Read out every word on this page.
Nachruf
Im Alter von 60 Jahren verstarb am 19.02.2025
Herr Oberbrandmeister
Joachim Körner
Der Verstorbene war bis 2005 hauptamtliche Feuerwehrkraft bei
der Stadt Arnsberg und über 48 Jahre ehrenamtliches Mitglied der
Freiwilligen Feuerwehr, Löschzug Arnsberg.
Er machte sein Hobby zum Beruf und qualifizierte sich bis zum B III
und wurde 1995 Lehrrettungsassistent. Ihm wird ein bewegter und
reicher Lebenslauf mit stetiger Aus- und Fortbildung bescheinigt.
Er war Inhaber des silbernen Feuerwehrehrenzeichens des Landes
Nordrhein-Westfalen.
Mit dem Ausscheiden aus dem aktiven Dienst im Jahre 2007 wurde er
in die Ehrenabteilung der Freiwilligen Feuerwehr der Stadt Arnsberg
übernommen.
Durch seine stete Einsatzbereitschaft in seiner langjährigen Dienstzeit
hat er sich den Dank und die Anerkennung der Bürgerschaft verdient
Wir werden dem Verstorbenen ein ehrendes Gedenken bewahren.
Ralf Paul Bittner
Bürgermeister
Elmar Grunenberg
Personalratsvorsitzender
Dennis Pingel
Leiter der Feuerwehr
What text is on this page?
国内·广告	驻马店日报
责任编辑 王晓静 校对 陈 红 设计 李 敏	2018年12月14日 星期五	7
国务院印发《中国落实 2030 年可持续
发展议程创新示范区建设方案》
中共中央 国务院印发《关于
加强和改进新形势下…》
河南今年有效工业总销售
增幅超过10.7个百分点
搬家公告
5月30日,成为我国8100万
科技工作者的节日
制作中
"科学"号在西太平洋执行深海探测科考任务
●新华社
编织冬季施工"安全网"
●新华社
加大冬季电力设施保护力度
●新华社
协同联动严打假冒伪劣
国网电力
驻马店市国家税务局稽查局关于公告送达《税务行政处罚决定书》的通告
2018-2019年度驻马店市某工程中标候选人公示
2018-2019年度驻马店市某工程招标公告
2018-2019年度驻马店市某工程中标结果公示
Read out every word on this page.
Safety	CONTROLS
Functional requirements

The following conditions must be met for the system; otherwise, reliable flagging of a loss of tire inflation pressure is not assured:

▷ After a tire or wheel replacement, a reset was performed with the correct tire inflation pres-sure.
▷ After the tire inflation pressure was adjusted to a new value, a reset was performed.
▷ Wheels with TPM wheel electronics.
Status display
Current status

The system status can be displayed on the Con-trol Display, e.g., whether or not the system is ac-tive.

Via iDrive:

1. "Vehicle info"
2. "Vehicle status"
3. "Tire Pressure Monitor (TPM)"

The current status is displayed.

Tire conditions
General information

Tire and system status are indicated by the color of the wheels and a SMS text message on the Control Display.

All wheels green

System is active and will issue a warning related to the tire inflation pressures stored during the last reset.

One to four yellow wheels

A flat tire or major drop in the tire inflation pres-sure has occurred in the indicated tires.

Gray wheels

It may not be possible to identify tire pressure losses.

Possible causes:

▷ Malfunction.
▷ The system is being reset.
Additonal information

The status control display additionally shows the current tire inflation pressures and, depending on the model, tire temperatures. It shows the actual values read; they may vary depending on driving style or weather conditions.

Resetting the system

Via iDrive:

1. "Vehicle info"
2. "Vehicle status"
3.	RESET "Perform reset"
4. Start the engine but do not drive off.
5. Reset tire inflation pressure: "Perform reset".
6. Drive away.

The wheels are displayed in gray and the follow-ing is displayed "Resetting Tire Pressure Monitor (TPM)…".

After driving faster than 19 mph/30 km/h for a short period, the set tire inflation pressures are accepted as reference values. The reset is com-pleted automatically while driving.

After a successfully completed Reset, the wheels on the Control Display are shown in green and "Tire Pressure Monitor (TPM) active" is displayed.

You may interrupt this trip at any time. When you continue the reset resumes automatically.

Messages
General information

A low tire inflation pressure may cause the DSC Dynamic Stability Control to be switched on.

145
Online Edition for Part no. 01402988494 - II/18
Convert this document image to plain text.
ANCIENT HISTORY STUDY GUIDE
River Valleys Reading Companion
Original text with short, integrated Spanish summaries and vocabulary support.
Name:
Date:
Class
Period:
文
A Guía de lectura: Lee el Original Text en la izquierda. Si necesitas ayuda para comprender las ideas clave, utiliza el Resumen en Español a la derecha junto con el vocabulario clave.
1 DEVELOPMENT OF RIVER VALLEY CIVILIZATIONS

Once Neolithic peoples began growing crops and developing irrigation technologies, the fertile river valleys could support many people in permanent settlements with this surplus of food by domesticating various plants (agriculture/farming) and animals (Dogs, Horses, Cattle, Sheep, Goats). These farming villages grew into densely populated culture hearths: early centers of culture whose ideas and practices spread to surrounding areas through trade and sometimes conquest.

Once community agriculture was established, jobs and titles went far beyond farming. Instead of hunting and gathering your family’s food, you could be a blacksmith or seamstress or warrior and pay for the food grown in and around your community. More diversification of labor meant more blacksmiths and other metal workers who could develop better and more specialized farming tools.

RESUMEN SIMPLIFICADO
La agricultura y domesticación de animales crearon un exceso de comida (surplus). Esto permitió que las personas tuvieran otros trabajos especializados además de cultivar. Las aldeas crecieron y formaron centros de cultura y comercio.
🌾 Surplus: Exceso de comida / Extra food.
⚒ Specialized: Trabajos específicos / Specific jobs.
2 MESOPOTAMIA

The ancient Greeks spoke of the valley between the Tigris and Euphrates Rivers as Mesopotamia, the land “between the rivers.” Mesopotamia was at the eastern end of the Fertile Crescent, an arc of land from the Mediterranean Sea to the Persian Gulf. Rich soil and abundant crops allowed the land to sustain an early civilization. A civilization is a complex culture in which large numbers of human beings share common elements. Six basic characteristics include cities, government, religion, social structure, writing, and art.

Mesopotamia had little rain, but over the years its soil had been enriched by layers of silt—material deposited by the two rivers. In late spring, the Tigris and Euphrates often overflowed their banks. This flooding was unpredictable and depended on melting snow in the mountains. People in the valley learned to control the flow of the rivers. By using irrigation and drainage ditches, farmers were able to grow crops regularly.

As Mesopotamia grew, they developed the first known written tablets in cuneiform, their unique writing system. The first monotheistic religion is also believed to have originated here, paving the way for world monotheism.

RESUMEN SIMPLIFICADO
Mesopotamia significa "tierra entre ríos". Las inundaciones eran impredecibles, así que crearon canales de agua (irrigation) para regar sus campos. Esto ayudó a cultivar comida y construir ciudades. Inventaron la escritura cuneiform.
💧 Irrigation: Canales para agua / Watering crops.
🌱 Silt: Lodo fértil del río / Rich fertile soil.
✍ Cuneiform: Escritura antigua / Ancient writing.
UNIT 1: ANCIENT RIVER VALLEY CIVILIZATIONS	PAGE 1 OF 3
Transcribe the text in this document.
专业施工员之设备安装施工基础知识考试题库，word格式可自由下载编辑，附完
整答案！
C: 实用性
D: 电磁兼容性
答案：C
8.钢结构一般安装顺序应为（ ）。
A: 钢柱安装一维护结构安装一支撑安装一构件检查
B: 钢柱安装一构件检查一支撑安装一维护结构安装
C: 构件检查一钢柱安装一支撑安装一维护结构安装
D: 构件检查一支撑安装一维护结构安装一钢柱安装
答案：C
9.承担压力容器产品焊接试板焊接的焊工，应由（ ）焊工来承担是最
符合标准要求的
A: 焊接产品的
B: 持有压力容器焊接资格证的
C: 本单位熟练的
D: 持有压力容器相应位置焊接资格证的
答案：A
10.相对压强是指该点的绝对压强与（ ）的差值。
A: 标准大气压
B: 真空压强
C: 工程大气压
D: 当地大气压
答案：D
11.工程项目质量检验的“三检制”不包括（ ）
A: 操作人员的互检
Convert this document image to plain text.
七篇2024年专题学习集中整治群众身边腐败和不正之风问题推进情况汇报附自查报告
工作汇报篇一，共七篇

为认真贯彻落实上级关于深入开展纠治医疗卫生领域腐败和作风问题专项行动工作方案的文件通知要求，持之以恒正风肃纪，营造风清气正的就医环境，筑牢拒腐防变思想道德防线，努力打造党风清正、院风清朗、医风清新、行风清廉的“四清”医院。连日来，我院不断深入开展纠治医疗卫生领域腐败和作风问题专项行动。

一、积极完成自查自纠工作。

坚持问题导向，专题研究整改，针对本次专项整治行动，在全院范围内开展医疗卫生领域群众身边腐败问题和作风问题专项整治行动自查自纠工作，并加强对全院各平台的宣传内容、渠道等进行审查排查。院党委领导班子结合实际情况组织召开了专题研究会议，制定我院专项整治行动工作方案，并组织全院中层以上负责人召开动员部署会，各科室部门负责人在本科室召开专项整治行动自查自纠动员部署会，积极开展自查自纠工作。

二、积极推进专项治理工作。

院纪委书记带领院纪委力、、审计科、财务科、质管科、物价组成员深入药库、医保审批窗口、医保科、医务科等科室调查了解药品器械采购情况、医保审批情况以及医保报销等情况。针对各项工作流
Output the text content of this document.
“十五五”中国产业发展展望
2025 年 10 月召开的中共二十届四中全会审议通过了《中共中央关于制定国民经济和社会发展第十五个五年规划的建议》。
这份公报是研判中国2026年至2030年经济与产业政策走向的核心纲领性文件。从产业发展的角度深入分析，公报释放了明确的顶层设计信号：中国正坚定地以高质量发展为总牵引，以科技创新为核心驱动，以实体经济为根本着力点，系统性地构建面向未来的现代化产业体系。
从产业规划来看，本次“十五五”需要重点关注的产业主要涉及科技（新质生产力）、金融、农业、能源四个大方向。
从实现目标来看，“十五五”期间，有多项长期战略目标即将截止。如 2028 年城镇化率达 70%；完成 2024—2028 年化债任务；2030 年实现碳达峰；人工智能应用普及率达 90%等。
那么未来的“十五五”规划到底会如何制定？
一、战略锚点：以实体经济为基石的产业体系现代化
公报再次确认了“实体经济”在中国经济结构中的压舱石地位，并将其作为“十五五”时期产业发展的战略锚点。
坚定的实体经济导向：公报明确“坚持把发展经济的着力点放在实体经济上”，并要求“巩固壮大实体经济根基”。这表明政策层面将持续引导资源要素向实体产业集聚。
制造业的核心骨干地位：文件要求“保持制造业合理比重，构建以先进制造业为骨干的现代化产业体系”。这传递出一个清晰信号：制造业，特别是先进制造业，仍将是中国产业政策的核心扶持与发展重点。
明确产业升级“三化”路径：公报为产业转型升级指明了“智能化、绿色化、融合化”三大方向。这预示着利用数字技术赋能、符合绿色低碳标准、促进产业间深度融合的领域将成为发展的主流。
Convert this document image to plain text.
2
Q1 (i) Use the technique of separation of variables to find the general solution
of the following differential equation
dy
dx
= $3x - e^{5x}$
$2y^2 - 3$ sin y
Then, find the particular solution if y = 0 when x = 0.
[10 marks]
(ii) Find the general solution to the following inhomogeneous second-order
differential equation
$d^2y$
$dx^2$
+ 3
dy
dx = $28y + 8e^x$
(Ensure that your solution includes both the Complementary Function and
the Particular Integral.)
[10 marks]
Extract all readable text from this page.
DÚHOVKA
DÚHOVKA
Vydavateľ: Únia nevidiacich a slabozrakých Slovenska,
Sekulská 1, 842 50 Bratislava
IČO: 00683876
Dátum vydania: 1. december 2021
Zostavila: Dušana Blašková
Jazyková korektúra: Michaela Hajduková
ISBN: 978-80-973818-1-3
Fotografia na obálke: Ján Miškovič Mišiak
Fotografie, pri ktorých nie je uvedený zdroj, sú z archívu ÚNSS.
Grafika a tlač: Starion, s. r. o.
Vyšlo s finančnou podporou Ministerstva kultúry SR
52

=== What is asked ===
Reproduce the listing above exactly from the line containing "Extract all readable text from this page." through its last line, with both of those lines included.

=== Solved problem ===
Extract all readable text from this page.
DÚHOVKA
DÚHOVKA
Vydavateľ: Únia nevidiacich a slabozrakých Slovenska,
Sekulská 1, 842 50 Bratislava
IČO: 00683876
Dátum vydania: 1. december 2021
Zostavila: Dušana Blašková
Jazyková korektúra: Michaela Hajduková
ISBN: 978-80-973818-1-3
Fotografia na obálke: Ján Miškovič Mišiak
Fotografie, pri ktorých nie je uvedený zdroj, sú z archívu ÚNSS.
Grafika a tlač: Starion, s. r. o.
Vyšlo s finančnou podporou Ministerstva kultúry SR
52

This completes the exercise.